[Dataset entries]
*****

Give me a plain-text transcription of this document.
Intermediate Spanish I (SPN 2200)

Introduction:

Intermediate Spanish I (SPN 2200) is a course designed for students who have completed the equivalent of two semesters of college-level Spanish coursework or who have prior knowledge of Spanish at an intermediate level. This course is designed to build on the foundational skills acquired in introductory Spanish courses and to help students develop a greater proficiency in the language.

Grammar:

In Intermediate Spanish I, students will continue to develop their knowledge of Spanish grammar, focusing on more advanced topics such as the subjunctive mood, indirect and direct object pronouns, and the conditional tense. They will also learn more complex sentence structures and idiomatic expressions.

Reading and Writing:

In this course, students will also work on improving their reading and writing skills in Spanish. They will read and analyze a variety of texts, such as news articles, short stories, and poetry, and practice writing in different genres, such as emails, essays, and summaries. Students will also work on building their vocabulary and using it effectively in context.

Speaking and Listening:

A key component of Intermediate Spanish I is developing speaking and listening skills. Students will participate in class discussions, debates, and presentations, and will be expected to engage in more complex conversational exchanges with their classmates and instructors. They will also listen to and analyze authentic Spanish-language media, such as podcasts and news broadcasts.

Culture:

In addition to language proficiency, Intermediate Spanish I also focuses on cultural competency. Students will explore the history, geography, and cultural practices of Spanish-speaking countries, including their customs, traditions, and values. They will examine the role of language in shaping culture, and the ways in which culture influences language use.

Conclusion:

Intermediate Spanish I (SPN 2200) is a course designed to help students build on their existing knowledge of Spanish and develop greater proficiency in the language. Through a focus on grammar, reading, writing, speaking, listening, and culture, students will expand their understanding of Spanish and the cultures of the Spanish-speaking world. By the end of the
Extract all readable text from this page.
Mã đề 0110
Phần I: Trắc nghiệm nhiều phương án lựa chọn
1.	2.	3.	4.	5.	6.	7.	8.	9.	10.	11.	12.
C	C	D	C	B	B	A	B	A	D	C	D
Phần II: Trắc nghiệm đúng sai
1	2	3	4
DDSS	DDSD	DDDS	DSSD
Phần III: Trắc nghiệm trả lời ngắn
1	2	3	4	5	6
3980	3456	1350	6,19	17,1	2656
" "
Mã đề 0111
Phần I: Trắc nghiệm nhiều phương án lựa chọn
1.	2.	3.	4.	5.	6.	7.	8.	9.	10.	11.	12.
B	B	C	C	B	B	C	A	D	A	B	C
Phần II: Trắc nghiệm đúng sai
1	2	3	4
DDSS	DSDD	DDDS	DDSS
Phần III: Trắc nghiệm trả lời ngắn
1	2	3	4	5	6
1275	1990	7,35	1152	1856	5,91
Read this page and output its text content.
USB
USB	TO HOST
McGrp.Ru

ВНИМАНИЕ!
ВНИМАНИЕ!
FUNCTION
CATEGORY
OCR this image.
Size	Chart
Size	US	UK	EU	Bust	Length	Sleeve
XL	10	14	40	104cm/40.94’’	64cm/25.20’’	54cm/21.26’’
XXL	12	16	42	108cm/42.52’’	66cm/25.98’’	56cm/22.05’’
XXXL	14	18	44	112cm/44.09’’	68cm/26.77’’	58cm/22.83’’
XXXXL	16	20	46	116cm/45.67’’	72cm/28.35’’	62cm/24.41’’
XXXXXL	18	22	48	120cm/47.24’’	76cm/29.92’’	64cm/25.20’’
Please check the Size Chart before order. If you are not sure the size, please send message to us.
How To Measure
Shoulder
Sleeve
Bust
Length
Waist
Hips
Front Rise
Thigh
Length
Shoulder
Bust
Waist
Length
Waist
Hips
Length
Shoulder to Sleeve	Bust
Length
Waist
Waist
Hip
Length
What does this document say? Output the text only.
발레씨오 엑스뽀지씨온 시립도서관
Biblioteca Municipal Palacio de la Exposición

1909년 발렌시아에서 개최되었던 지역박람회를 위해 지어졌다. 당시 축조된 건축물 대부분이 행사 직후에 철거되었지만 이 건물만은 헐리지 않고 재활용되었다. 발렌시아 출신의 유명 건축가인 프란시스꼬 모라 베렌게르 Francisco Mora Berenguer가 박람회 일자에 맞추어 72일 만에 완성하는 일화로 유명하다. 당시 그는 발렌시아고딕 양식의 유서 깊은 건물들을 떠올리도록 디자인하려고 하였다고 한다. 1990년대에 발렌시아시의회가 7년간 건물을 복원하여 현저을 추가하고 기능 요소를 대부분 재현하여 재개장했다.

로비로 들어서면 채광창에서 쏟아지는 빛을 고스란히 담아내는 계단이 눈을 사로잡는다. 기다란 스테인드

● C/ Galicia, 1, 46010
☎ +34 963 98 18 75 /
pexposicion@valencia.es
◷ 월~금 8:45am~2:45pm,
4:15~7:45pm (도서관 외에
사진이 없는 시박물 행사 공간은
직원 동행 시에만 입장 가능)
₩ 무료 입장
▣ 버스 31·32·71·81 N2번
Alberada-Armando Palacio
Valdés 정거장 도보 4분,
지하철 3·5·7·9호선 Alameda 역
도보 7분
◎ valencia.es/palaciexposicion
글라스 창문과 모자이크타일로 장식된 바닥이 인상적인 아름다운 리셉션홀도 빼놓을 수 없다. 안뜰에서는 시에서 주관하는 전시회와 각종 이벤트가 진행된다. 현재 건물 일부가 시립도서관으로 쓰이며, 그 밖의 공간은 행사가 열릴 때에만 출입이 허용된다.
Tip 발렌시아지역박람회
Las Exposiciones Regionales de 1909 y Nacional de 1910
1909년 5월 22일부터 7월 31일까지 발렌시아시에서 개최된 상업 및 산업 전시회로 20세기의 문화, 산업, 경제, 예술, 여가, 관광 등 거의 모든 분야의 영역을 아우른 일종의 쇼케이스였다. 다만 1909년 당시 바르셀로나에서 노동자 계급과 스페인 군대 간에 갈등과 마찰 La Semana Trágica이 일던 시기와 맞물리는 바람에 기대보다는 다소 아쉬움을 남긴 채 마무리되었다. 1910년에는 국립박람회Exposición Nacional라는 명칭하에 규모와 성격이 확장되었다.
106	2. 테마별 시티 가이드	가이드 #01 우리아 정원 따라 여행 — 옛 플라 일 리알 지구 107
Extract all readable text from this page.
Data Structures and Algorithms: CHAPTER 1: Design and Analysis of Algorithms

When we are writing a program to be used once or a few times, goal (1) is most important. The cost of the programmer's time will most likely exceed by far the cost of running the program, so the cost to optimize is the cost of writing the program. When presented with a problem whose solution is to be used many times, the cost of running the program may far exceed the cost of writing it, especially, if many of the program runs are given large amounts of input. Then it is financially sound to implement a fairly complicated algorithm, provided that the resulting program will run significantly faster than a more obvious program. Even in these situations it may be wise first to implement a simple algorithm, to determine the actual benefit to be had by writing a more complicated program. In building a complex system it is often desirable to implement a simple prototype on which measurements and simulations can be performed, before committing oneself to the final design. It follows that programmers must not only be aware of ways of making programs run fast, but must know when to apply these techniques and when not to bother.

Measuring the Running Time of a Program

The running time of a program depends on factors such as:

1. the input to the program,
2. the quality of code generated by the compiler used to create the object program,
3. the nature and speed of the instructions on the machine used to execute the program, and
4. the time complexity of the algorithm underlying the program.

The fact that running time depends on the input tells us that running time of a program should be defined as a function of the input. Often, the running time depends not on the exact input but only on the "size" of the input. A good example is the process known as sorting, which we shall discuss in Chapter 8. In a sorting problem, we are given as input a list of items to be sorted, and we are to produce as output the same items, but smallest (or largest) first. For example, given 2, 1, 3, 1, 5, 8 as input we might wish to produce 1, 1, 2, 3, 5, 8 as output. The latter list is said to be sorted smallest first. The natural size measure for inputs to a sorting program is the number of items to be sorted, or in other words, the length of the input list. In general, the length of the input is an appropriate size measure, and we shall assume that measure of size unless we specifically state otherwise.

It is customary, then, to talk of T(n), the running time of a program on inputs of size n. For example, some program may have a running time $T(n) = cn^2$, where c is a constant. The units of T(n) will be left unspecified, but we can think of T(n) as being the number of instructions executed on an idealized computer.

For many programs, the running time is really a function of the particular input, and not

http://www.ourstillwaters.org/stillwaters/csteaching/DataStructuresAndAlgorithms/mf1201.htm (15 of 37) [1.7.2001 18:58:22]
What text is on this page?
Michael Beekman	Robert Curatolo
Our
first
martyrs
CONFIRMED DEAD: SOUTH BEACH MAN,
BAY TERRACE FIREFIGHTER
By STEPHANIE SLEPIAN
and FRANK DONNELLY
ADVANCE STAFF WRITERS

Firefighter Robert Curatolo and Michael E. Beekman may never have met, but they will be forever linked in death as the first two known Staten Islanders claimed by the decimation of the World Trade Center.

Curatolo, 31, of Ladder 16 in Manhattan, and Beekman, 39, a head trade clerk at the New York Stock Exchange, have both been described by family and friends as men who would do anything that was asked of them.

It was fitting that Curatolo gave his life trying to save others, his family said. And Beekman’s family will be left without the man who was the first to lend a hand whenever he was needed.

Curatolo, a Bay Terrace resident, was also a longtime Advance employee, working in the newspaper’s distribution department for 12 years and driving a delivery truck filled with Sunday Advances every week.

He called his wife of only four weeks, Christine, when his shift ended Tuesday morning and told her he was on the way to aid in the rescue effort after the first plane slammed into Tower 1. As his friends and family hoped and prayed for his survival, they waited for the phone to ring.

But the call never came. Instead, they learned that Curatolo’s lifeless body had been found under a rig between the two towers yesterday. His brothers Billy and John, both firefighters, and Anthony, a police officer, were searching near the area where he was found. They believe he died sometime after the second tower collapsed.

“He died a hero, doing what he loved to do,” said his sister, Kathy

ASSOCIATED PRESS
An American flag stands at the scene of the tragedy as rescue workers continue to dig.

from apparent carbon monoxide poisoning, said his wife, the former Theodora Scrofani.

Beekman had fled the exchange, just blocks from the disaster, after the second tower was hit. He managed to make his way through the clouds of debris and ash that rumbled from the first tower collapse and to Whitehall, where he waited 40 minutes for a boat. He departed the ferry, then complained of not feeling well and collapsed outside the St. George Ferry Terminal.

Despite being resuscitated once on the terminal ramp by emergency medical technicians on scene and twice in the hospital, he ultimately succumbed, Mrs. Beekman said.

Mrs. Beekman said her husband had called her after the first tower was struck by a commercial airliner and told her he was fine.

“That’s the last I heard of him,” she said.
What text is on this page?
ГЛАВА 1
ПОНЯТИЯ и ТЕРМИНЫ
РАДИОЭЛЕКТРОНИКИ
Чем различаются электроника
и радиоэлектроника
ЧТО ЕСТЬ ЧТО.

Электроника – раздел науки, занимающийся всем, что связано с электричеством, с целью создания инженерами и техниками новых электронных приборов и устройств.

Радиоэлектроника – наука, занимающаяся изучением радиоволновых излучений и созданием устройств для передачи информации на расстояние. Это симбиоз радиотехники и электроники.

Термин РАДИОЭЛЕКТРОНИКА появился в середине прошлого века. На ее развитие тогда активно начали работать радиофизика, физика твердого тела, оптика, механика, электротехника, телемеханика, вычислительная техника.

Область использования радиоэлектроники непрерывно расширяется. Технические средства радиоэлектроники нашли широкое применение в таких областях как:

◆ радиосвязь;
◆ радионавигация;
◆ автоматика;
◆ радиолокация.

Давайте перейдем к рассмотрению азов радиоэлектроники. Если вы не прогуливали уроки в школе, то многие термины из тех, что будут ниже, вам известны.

*****

» Task goal
Looking at the data above, show all lines where the word "continue" occurs.

» Exercise result
In Intermediate Spanish I, students will continue to develop their knowledge of Spanish grammar, focusing on more advanced topics such as the subjunctive mood, indirect and direct object pronouns, and the conditional tense. They will also learn more complex sentence structures and idiomatic expressions.
An American flag stands at the scene of the tragedy as rescue workers continue to dig.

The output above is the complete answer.